■ RECORDS PROVIDED:
================================
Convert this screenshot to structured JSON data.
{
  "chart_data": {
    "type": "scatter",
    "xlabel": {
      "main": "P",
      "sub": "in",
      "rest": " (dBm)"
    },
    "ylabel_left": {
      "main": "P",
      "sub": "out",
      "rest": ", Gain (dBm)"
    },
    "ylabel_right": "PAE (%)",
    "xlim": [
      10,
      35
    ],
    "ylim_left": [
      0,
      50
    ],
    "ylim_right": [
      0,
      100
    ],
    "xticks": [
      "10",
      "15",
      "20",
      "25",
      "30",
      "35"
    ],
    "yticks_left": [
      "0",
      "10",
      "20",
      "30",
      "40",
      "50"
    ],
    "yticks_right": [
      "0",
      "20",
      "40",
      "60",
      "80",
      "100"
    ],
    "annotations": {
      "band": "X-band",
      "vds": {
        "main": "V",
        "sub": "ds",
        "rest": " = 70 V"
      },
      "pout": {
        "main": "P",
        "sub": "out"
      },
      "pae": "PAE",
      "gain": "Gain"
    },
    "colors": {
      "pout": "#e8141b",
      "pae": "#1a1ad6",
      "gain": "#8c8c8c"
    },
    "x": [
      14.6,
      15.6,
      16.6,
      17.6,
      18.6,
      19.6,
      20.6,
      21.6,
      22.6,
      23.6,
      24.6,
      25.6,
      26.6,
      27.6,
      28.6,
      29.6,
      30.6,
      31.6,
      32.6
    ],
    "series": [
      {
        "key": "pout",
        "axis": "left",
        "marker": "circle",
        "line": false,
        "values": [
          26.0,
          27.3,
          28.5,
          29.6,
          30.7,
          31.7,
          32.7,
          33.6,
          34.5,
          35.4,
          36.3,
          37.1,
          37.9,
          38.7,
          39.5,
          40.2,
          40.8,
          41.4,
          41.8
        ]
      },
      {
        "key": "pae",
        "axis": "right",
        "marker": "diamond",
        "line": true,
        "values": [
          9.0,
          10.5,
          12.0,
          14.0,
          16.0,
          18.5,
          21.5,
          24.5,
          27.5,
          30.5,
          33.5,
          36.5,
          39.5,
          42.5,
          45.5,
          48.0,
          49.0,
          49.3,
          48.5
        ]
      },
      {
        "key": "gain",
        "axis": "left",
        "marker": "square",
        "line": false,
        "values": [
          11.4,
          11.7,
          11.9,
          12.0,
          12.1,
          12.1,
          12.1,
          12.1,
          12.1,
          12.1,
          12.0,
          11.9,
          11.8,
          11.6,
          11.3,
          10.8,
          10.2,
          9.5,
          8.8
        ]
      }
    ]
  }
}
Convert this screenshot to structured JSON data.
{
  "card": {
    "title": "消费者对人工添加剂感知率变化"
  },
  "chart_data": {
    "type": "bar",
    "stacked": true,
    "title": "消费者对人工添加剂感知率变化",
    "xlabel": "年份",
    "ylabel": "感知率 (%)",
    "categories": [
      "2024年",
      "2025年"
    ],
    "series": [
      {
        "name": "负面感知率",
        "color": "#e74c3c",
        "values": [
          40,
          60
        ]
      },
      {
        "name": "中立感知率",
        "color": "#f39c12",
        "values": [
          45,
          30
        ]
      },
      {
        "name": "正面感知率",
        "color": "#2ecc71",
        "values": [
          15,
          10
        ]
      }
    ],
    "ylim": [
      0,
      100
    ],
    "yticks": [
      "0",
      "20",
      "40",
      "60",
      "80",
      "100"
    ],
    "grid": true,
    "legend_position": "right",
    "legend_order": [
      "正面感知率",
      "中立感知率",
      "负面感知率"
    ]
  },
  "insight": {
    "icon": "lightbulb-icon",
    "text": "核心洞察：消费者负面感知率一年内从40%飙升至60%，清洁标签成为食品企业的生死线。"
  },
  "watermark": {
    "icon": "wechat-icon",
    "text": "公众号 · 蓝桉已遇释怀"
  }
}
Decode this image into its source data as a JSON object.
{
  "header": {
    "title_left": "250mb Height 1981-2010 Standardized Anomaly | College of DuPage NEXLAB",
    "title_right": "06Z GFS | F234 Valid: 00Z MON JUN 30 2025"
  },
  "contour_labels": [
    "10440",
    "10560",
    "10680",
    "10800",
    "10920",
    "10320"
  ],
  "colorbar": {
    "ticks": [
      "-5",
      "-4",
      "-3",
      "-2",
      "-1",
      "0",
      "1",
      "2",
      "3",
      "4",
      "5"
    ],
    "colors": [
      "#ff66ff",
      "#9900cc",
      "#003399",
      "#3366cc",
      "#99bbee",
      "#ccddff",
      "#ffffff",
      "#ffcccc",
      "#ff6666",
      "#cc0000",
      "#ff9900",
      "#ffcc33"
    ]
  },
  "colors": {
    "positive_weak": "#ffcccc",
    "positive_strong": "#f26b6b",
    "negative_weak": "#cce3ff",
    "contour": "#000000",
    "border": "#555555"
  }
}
================================
■ CHALLENGE: Extract all the entries word for word.

■ ANSWER FOR THIS EXERCISE:
Convert this screenshot to structured JSON data.
{
  "chart_data": {
    "type": "scatter",
    "xlabel": {
      "main": "P",
      "sub": "in",
      "rest": " (dBm)"
    },
    "ylabel_left": {
      "main": "P",
      "sub": "out",
      "rest": ", Gain (dBm)"
    },
    "ylabel_right": "PAE (%)",
    "xlim": [
      10,
      35
    ],
    "ylim_left": [
      0,
      50
    ],
    "ylim_right": [
      0,
      100
    ],
    "xticks": [
      "10",
      "15",
      "20",
      "25",
      "30",
      "35"
    ],
    "yticks_left": [
      "0",
      "10",
      "20",
      "30",
      "40",
      "50"
    ],
    "yticks_right": [
      "0",
      "20",
      "40",
      "60",
      "80",
      "100"
    ],
    "annotations": {
      "band": "X-band",
      "vds": {
        "main": "V",
        "sub": "ds",
        "rest": " = 70 V"
      },
      "pout": {
        "main": "P",
        "sub": "out"
      },
      "pae": "PAE",
      "gain": "Gain"
    },
    "colors": {
      "pout": "#e8141b",
      "pae": "#1a1ad6",
      "gain": "#8c8c8c"
    },
    "x": [
      14.6,
      15.6,
      16.6,
      17.6,
      18.6,
      19.6,
      20.6,
      21.6,
      22.6,
      23.6,
      24.6,
      25.6,
      26.6,
      27.6,
      28.6,
      29.6,
      30.6,
      31.6,
      32.6
    ],
    "series": [
      {
        "key": "pout",
        "axis": "left",
        "marker": "circle",
        "line": false,
        "values": [
          26.0,
          27.3,
          28.5,
          29.6,
          30.7,
          31.7,
          32.7,
          33.6,
          34.5,
          35.4,
          36.3,
          37.1,
          37.9,
          38.7,
          39.5,
          40.2,
          40.8,
          41.4,
          41.8
        ]
      },
      {
        "key": "pae",
        "axis": "right",
        "marker": "diamond",
        "line": true,
        "values": [
          9.0,
          10.5,
          12.0,
          14.0,
          16.0,
          18.5,
          21.5,
          24.5,
          27.5,
          30.5,
          33.5,
          36.5,
          39.5,
          42.5,
          45.5,
          48.0,
          49.0,
          49.3,
          48.5
        ]
      },
      {
        "key": "gain",
        "axis": "left",
        "marker": "square",
        "line": false,
        "values": [
          11.4,
          11.7,
          11.9,
          12.0,
          12.1,
          12.1,
          12.1,
          12.1,
          12.1,
          12.1,
          12.0,
          11.9,
          11.8,
          11.6,
          11.3,
          10.8,
          10.2,
          9.5,
          8.8
        ]
      }
    ]
  }
}
Convert this screenshot to structured JSON data.
{
  "card": {
    "title": "消费者对人工添加剂感知率变化"
  },
  "chart_data": {
    "type": "bar",
    "stacked": true,
    "title": "消费者对人工添加剂感知率变化",
    "xlabel": "年份",
    "ylabel": "感知率 (%)",
    "categories": [
      "2024年",
      "2025年"
    ],
    "series": [
      {
        "name": "负面感知率",
        "color": "#e74c3c",
        "values": [
          40,
          60
        ]
      },
      {
        "name": "中立感知率",
        "color": "#f39c12",
        "values": [
          45,
          30
        ]
      },
      {
        "name": "正面感知率",
        "color": "#2ecc71",
        "values": [
          15,
          10
        ]
      }
    ],
    "ylim": [
      0,
      100
    ],
    "yticks": [
      "0",
      "20",
      "40",
      "60",
      "80",
      "100"
    ],
    "grid": true,
    "legend_position": "right",
    "legend_order": [
      "正面感知率",
      "中立感知率",
      "负面感知率"
    ]
  },
  "insight": {
    "icon": "lightbulb-icon",
    "text": "核心洞察：消费者负面感知率一年内从40%飙升至60%，清洁标签成为食品企业的生死线。"
  },
  "watermark": {
    "icon": "wechat-icon",
    "text": "公众号 · 蓝桉已遇释怀"
  }
}
Decode this image into its source data as a JSON object.
{
  "header": {
    "title_left": "250mb Height 1981-2010 Standardized Anomaly | College of DuPage NEXLAB",
    "title_right": "06Z GFS | F234 Valid: 00Z MON JUN 30 2025"
  },
  "contour_labels": [
    "10440",
    "10560",
    "10680",
    "10800",
    "10920",
    "10320"
  ],
  "colorbar": {
    "ticks": [
      "-5",
      "-4",
      "-3",
      "-2",
      "-1",
      "0",
      "1",
      "2",
      "3",
      "4",
      "5"
    ],
    "colors": [
      "#ff66ff",
      "#9900cc",
      "#003399",
      "#3366cc",
      "#99bbee",
      "#ccddff",
      "#ffffff",
      "#ffcccc",
      "#ff6666",
      "#cc0000",
      "#ff9900",
      "#ffcc33"
    ]
  },
  "colors": {
    "positive_weak": "#ffcccc",
    "positive_strong": "#f26b6b",
    "negative_weak": "#cce3ff",
    "contour": "#000000",
    "border": "#555555"
  }
}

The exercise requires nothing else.